§ PROVIDED MATERIAL:
⟨
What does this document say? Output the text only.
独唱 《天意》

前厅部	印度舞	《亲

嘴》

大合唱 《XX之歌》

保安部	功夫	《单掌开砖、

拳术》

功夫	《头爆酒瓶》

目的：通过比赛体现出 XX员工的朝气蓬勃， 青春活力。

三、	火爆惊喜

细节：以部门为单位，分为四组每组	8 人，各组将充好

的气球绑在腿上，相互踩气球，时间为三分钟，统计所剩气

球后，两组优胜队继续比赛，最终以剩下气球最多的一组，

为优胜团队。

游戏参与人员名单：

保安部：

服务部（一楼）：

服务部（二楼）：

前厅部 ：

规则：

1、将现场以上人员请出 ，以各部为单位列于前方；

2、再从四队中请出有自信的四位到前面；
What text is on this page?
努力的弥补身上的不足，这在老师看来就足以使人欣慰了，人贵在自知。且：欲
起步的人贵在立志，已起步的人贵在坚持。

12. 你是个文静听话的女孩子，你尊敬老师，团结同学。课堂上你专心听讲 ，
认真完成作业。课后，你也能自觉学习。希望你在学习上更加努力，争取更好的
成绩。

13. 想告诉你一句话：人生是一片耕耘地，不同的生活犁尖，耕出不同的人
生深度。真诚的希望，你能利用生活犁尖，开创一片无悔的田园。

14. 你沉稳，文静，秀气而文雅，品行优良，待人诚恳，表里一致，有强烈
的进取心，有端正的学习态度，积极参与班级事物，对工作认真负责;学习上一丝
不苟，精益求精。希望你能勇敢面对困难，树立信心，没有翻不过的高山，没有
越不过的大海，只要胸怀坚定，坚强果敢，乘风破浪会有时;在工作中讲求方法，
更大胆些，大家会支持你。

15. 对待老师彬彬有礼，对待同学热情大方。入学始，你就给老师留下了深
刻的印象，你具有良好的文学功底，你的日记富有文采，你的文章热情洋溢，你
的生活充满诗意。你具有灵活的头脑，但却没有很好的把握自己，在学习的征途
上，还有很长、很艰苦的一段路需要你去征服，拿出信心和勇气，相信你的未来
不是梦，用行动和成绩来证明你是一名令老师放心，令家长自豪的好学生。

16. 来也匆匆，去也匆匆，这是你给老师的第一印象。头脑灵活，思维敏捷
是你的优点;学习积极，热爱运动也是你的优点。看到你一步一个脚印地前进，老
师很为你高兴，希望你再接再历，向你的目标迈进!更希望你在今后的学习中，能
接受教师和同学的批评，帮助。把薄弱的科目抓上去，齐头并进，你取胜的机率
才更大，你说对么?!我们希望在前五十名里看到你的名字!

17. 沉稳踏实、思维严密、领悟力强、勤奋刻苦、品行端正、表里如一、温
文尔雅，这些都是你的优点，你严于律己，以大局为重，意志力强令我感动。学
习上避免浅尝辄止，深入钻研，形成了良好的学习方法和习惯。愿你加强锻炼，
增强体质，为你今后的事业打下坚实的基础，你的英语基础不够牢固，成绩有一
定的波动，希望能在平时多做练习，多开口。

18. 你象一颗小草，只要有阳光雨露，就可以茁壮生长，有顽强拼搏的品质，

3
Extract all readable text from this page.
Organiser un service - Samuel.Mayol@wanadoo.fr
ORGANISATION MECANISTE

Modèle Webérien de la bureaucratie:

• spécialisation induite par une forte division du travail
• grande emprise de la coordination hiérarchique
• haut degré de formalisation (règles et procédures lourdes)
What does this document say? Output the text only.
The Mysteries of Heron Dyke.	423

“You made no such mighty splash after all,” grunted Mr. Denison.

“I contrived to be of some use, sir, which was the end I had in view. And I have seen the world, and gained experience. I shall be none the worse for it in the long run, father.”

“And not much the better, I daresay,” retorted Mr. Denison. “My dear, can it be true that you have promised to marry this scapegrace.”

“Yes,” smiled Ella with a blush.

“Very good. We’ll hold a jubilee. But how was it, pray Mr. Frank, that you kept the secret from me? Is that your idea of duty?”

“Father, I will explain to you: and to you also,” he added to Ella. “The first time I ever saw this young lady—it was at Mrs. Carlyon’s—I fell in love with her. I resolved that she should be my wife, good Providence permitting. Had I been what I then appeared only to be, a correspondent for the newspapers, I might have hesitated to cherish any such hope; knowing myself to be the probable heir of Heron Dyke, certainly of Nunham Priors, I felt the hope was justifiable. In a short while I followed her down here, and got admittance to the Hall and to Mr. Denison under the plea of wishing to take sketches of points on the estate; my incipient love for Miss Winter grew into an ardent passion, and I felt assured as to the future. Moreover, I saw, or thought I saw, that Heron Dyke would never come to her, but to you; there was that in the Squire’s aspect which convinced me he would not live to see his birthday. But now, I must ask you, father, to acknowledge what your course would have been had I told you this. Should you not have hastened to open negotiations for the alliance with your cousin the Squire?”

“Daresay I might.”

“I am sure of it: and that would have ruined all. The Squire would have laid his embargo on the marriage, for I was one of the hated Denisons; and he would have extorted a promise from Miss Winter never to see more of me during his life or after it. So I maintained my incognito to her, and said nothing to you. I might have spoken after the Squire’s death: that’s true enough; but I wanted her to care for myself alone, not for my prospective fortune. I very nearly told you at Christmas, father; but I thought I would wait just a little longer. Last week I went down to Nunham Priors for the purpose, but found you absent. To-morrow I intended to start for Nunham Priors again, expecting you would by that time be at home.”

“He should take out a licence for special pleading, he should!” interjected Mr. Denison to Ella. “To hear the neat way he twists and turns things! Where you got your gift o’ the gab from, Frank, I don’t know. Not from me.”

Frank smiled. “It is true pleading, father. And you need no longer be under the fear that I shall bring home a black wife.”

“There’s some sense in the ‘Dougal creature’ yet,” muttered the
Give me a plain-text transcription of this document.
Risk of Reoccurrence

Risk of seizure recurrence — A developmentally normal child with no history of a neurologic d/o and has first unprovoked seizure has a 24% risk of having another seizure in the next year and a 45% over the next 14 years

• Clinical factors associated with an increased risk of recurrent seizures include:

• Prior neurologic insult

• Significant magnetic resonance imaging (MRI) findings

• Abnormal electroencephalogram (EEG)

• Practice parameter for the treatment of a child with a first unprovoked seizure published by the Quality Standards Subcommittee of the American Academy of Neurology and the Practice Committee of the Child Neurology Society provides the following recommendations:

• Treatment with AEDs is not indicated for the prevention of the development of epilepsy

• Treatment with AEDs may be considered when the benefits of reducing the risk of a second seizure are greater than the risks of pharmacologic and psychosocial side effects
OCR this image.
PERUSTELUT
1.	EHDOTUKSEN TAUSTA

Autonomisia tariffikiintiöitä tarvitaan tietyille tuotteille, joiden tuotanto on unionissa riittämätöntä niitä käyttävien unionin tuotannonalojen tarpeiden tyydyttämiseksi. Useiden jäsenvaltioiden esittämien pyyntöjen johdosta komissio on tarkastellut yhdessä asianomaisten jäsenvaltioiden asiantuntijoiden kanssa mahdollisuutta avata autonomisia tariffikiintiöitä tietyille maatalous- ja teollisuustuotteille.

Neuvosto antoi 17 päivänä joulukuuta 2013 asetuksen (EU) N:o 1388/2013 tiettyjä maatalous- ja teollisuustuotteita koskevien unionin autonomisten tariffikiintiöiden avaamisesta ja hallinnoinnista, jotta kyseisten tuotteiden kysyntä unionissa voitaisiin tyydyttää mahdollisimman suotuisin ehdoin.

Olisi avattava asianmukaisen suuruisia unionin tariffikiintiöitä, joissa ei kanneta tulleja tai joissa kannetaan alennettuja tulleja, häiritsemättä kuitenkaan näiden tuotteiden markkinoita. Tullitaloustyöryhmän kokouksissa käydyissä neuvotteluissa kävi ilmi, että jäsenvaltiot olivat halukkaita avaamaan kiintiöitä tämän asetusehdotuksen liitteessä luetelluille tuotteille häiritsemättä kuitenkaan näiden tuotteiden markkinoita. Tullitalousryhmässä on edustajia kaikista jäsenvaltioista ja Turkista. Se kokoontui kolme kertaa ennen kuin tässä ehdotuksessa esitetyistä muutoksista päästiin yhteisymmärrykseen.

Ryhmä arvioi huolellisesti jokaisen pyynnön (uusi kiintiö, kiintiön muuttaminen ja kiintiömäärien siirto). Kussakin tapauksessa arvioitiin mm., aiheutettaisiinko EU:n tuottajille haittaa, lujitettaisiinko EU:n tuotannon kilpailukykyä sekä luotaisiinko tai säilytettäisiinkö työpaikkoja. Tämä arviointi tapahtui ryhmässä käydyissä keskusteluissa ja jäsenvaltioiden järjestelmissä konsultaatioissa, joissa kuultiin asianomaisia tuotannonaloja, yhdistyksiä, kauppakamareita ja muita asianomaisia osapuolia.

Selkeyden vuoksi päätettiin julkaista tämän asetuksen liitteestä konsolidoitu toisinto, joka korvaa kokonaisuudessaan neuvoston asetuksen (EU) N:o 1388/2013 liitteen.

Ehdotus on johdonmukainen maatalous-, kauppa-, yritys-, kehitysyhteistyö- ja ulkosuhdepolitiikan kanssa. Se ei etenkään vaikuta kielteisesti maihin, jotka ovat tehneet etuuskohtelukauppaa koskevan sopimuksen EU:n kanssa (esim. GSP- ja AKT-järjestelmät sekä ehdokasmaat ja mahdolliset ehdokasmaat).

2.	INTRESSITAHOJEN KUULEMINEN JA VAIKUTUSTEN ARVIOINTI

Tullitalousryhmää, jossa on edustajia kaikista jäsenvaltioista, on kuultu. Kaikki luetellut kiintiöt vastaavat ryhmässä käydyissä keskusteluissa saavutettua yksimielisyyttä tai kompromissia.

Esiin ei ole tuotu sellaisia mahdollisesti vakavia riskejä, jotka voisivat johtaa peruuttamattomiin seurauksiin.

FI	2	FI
⟩
State the number of lines that contain the string "some", with no other words.

2